Required task. Go through the data below. List every line that holds the word "寒冷环境中".

Material to process.
* Begin *
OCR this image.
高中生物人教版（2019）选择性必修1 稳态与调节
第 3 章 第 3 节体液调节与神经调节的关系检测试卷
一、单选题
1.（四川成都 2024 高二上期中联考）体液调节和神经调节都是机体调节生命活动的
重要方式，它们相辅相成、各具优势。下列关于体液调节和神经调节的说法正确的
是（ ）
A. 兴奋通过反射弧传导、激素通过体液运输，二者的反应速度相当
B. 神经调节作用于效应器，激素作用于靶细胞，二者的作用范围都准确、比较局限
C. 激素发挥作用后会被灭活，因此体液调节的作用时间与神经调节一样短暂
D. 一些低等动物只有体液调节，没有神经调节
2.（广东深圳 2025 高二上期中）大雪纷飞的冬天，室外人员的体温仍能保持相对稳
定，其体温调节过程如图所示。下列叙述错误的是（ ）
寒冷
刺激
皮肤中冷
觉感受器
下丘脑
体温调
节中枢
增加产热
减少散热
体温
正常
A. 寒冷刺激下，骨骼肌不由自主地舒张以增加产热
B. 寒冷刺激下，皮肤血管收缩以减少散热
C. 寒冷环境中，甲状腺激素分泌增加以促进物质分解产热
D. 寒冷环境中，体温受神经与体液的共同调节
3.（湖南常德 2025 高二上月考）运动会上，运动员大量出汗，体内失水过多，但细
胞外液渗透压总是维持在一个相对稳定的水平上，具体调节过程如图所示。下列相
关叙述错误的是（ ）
* End *
Task response.
C. 寒冷环境中，甲状腺激素分泌增加以促进物质分解产热
D. 寒冷环境中，体温受神经与体液的共同调节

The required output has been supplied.